Go through the data below. Pull out every line that has the word "caption".
★ ★ ★ ★
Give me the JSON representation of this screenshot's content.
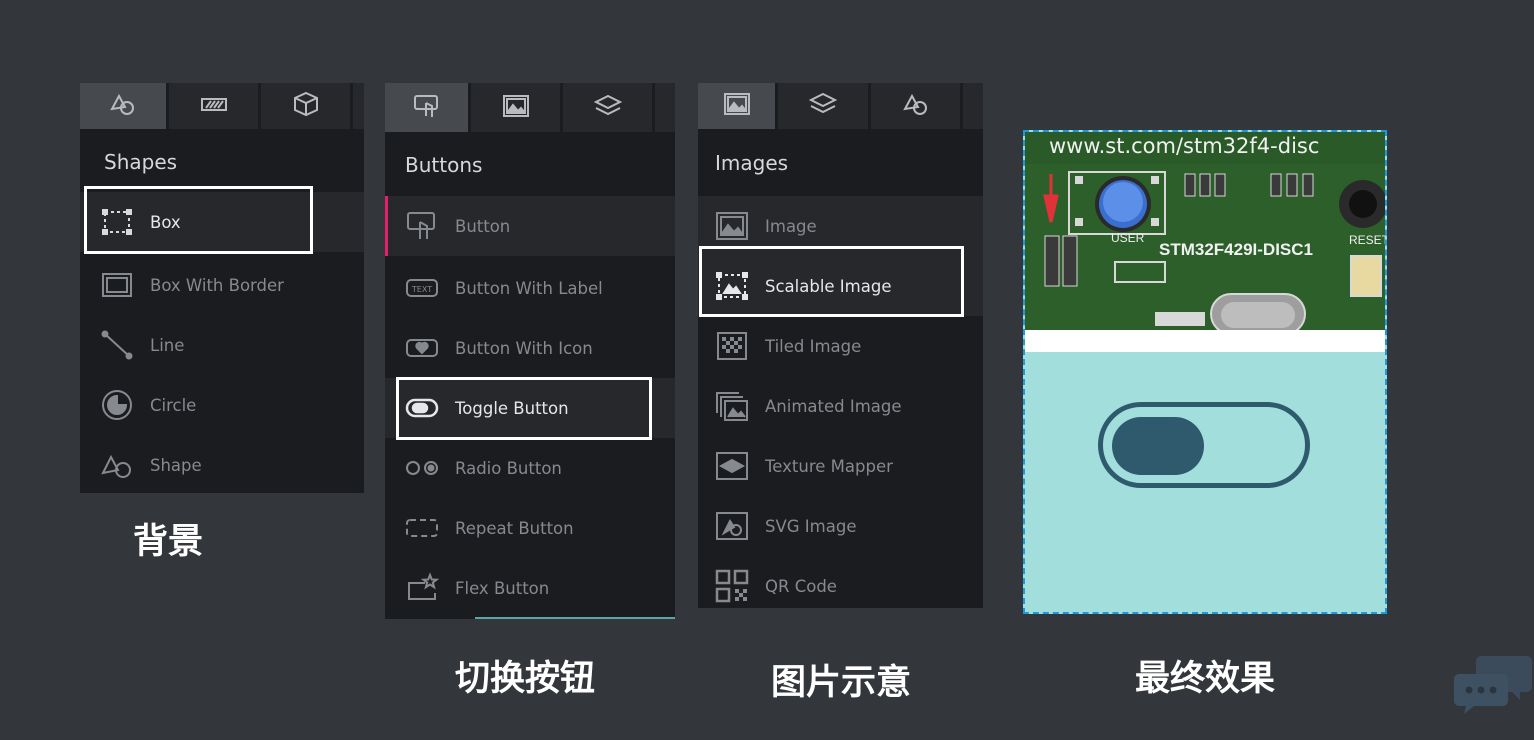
{
  "panels": {
    "shapes": {
      "title": "Shapes",
      "tabs": [
        "shapes-icon",
        "gradient-icon",
        "cube-icon"
      ],
      "items": [
        {
          "label": "Box",
          "icon": "box-icon"
        },
        {
          "label": "Box With Border",
          "icon": "box-border-icon"
        },
        {
          "label": "Line",
          "icon": "line-icon"
        },
        {
          "label": "Circle",
          "icon": "circle-icon"
        },
        {
          "label": "Shape",
          "icon": "shape-icon"
        }
      ],
      "highlighted": "Box",
      "caption": "背景"
    },
    "buttons": {
      "title": "Buttons",
      "tabs": [
        "button-touch-icon",
        "image-icon",
        "layers-icon"
      ],
      "items": [
        {
          "label": "Button",
          "icon": "button-touch-icon"
        },
        {
          "label": "Button With Label",
          "icon": "text-button-icon"
        },
        {
          "label": "Button With Icon",
          "icon": "heart-button-icon"
        },
        {
          "label": "Toggle Button",
          "icon": "toggle-icon"
        },
        {
          "label": "Radio Button",
          "icon": "radio-icon"
        },
        {
          "label": "Repeat Button",
          "icon": "repeat-button-icon"
        },
        {
          "label": "Flex Button",
          "icon": "flex-button-icon"
        }
      ],
      "highlighted": "Toggle Button",
      "caption": "切换按钮"
    },
    "images": {
      "title": "Images",
      "tabs": [
        "image-icon",
        "layers-icon",
        "shapes-icon"
      ],
      "items": [
        {
          "label": "Image",
          "icon": "image-icon"
        },
        {
          "label": "Scalable Image",
          "icon": "scalable-image-icon"
        },
        {
          "label": "Tiled Image",
          "icon": "tiled-image-icon"
        },
        {
          "label": "Animated Image",
          "icon": "animated-image-icon"
        },
        {
          "label": "Texture Mapper",
          "icon": "texture-mapper-icon"
        },
        {
          "label": "SVG Image",
          "icon": "svg-image-icon"
        },
        {
          "label": "QR Code",
          "icon": "qr-code-icon"
        }
      ],
      "highlighted": "Scalable Image",
      "caption": "图片示意"
    }
  },
  "preview": {
    "url_text": "www.st.com/stm32f4-disc",
    "board_text": "STM32F429I-DISC1",
    "user_text": "USER",
    "reset_text": "RESET",
    "caption": "最终效果",
    "background_color": "#a2dedc",
    "toggle_color": "#2f5a6e",
    "toggle_state": "off"
  },
  "colors": {
    "page_bg": "#33363b",
    "panel_bg": "#1b1c1f",
    "tabbar_bg": "#26282c",
    "active_tab_bg": "#46494e",
    "accent_pink": "#e4206e",
    "selection_border": "#1c9ade"
  }
}
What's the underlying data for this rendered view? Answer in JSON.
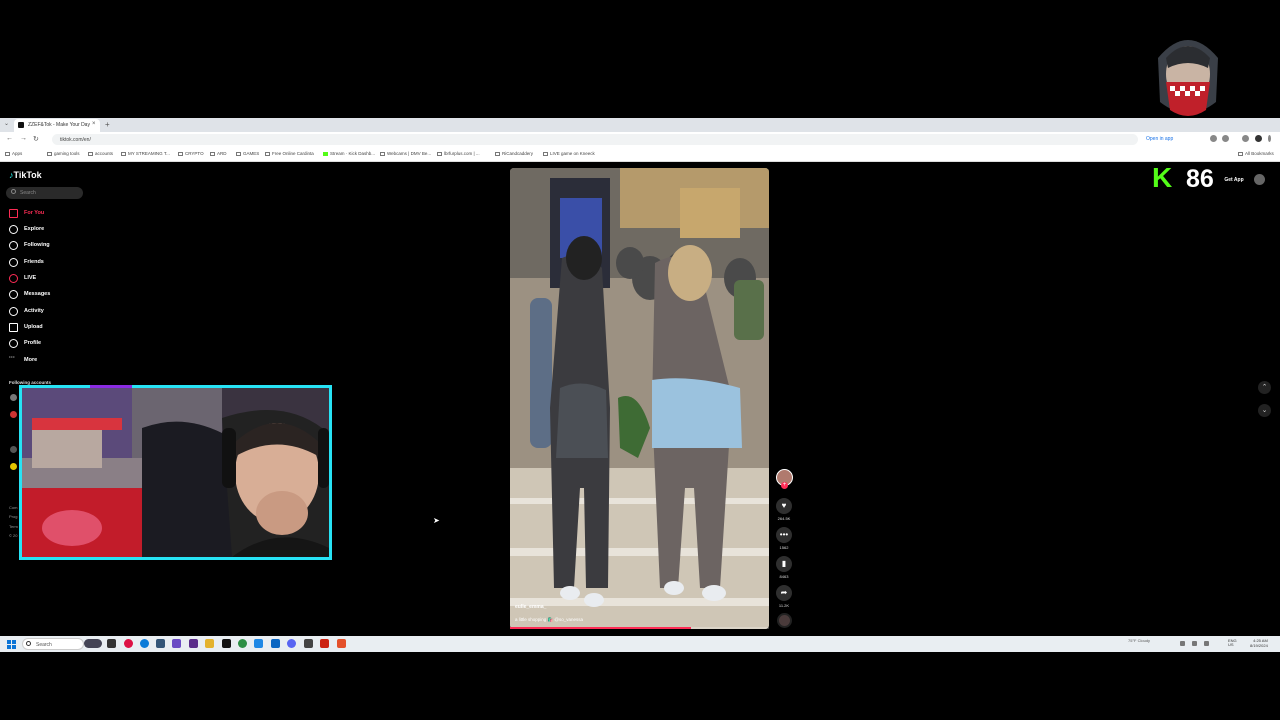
{
  "browser": {
    "tab_title": "ZZEF&Tok - Make Your Day",
    "tab_close": "×",
    "new_tab": "+",
    "url": "tiktok.com/en/",
    "open_in_app": "Open in app",
    "bookmarks": [
      "gaming tools",
      "accounts",
      "MY STREAMING T...",
      "CRYPTO",
      "ARD",
      "GAMES",
      "Free Online Cardinta",
      "Stream · Kick Dashb...",
      "Webcams | DMV Be...",
      "lbrfurplus.com | ...",
      "RiCandcaddery",
      "LIVE game on Kneeck"
    ],
    "all_bookmarks": "All Bookmarks",
    "apps": "Apps"
  },
  "sidebar": {
    "logo": "TikTok",
    "search_placeholder": "Search",
    "nav": [
      {
        "label": "For You",
        "icon": "home-icon",
        "active": true
      },
      {
        "label": "Explore",
        "icon": "compass-icon"
      },
      {
        "label": "Following",
        "icon": "following-icon"
      },
      {
        "label": "Friends",
        "icon": "friends-icon"
      },
      {
        "label": "LIVE",
        "icon": "live-icon"
      },
      {
        "label": "Messages",
        "icon": "messages-icon"
      },
      {
        "label": "Activity",
        "icon": "activity-icon"
      },
      {
        "label": "Upload",
        "icon": "upload-icon"
      },
      {
        "label": "Profile",
        "icon": "profile-icon"
      },
      {
        "label": "More",
        "icon": "more-icon"
      }
    ],
    "following_header": "Following accounts",
    "footer": [
      "Com",
      "Prog",
      "Term",
      "© 20"
    ]
  },
  "video": {
    "author": "eulle_emma_",
    "caption": "a little shopping 🛍️ @so_vanessa",
    "progress": 0.7
  },
  "actions": {
    "likes": "264.5K",
    "comments": "1562",
    "saves": "8463",
    "shares": "11.2K"
  },
  "header_right": {
    "get_app": "Get App"
  },
  "stream_overlay": {
    "kick_letter": "K",
    "viewer_count": "86"
  },
  "taskbar": {
    "search_placeholder": "Search",
    "weather": "75°F Cloudy",
    "clock_time": "4:25 AM",
    "clock_date": "8/19/2024",
    "lang": "ENG US"
  },
  "colors": {
    "accent_red": "#fe2c55",
    "webcam_border": "#27e3f5",
    "kick_green": "#53fc18"
  }
}
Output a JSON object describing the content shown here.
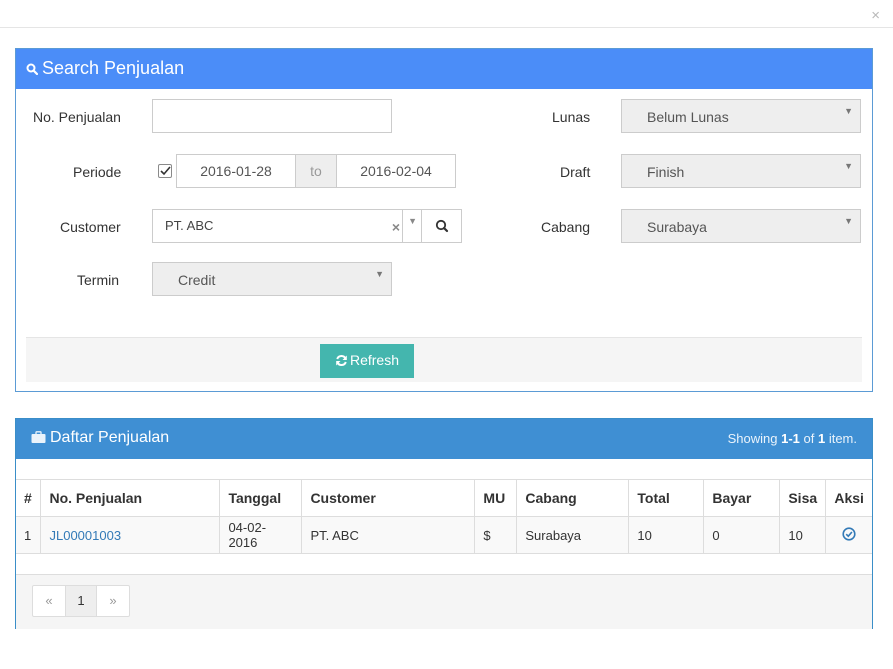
{
  "window": {
    "close_glyph": "×"
  },
  "search": {
    "title": "Search Penjualan",
    "no_penjualan_label": "No. Penjualan",
    "no_penjualan_value": "",
    "periode_label": "Periode",
    "date_from": "2016-01-28",
    "date_to_word": "to",
    "date_to": "2016-02-04",
    "customer_label": "Customer",
    "customer_value": "PT. ABC",
    "termin_label": "Termin",
    "termin_value": "Credit",
    "lunas_label": "Lunas",
    "lunas_value": "Belum Lunas",
    "draft_label": "Draft",
    "draft_value": "Finish",
    "cabang_label": "Cabang",
    "cabang_value": "Surabaya",
    "refresh_label": "Refresh"
  },
  "list": {
    "title": "Daftar Penjualan",
    "showing_prefix": "Showing ",
    "showing_range": "1-1",
    "showing_of": " of ",
    "showing_total": "1",
    "showing_suffix": " item.",
    "columns": [
      "#",
      "No. Penjualan",
      "Tanggal",
      "Customer",
      "MU",
      "Cabang",
      "Total",
      "Bayar",
      "Sisa",
      "Aksi"
    ],
    "rows": [
      {
        "num": "1",
        "no": "JL00001003",
        "tanggal": "04-02-2016",
        "customer": "PT. ABC",
        "mu": "$",
        "cabang": "Surabaya",
        "total": "10",
        "bayar": "0",
        "sisa": "10"
      }
    ],
    "pager": {
      "prev": "«",
      "current": "1",
      "next": "»"
    }
  },
  "colors": {
    "search_header": "#4b8df8",
    "list_header": "#3f8fd3",
    "refresh_button": "#44b6ae",
    "link": "#337ab7"
  }
}
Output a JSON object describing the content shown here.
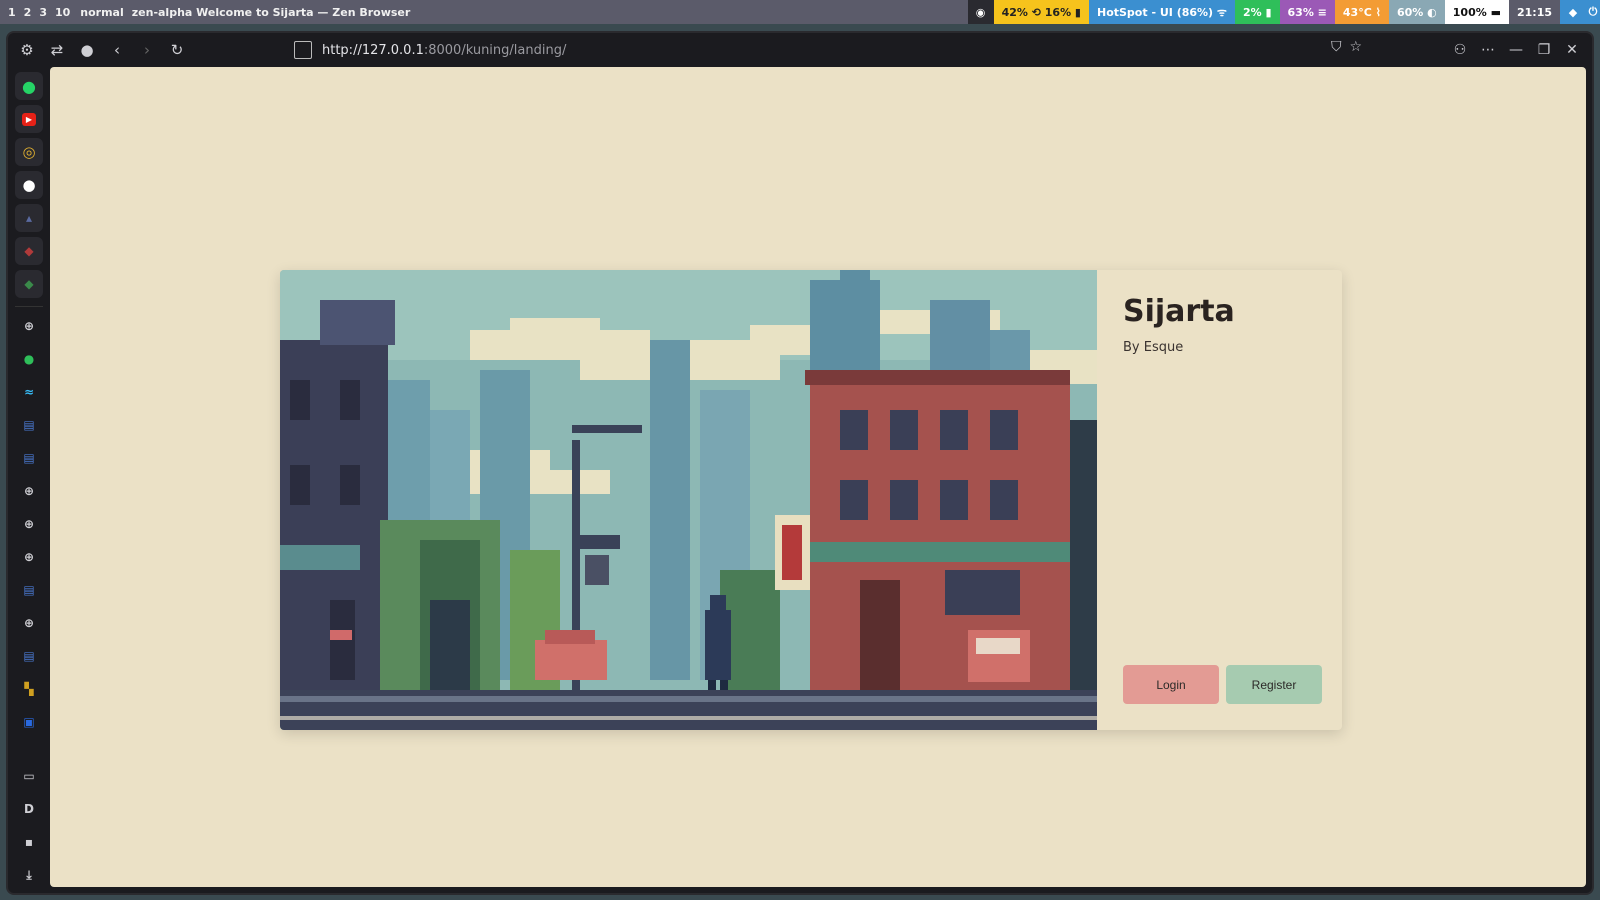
{
  "topbar": {
    "workspaces": [
      "1",
      "2",
      "3",
      "10"
    ],
    "mode": "normal",
    "window_title": "zen-alpha Welcome to Sijarta — Zen Browser",
    "modules": [
      {
        "text": "42% ⟲ 16% ▮",
        "bg": "#f6c31c",
        "fg": "#222222"
      },
      {
        "text": "HotSpot - UI (86%) ᯤ",
        "bg": "#3b8fd0",
        "fg": "#ffffff"
      },
      {
        "text": "2% ▮",
        "bg": "#2fbf5a",
        "fg": "#ffffff"
      },
      {
        "text": "63% ≡",
        "bg": "#9b59b6",
        "fg": "#ffffff"
      },
      {
        "text": "43°C ⌇",
        "bg": "#f39c34",
        "fg": "#ffffff"
      },
      {
        "text": "60% ◐",
        "bg": "#8aa8b4",
        "fg": "#ffffff"
      },
      {
        "text": "100% ▬",
        "bg": "#ffffff",
        "fg": "#111111"
      },
      {
        "text": "21:15",
        "bg": "#5b5b6a",
        "fg": "#ffffff"
      }
    ]
  },
  "browser": {
    "url_host": "http://127.0.0.1",
    "url_rest": ":8000/kuning/landing/"
  },
  "page": {
    "title": "Sijarta",
    "author": "By Esque",
    "login_label": "Login",
    "register_label": "Register"
  },
  "colors": {
    "page_bg": "#ebe1c6",
    "login_bg": "#e39b94",
    "register_bg": "#a6cbb0"
  },
  "icons": {
    "nav": [
      "gear-icon",
      "sidebar-toggle-icon",
      "globe-icon",
      "back-icon",
      "forward-icon",
      "reload-icon"
    ],
    "sidebar": [
      "whatsapp-icon",
      "youtube-icon",
      "app-icon",
      "github-icon",
      "app-icon",
      "app-icon",
      "app-icon",
      "globe-icon",
      "app-icon",
      "tailwind-icon",
      "doc-icon",
      "doc-icon",
      "globe-icon",
      "globe-icon",
      "globe-icon",
      "doc-icon",
      "globe-icon",
      "doc-icon",
      "app-icon",
      "doc-icon"
    ]
  }
}
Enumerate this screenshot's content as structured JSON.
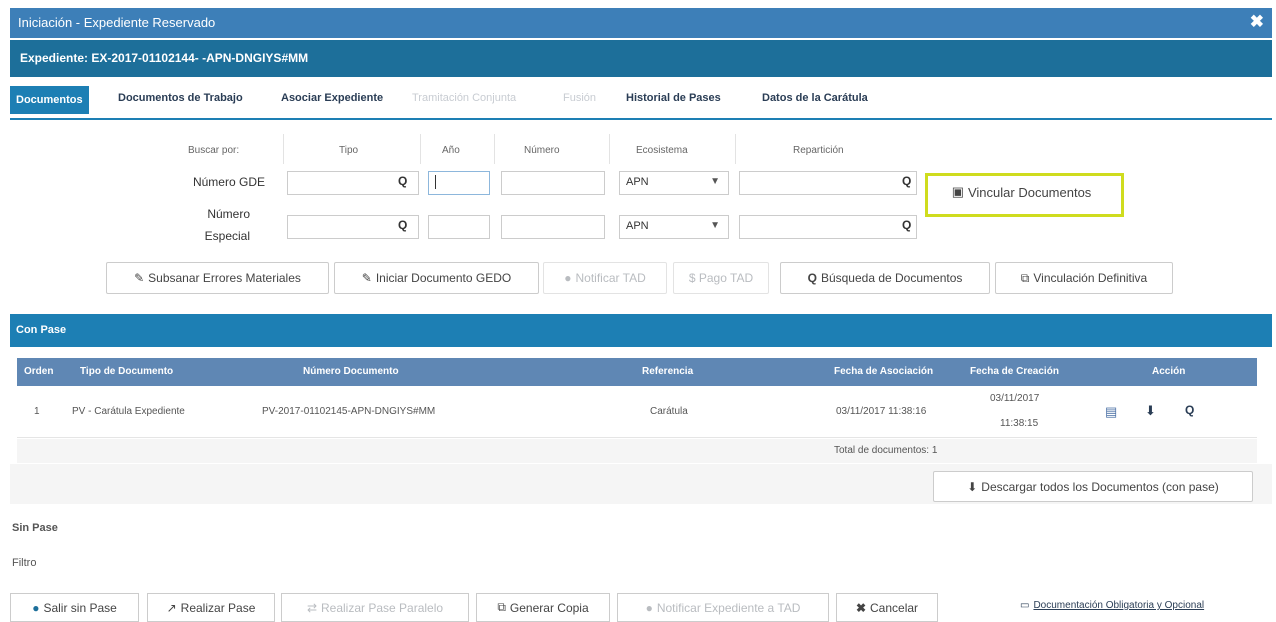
★ ★ ★ ★
TASK ANSWER:
      "caption": "背景"
      "caption": "切换按钮"
      "caption": "图片示意"
    "caption": "最终效果",
    "caption": "a little shopping 🛍️ @so_vanessa",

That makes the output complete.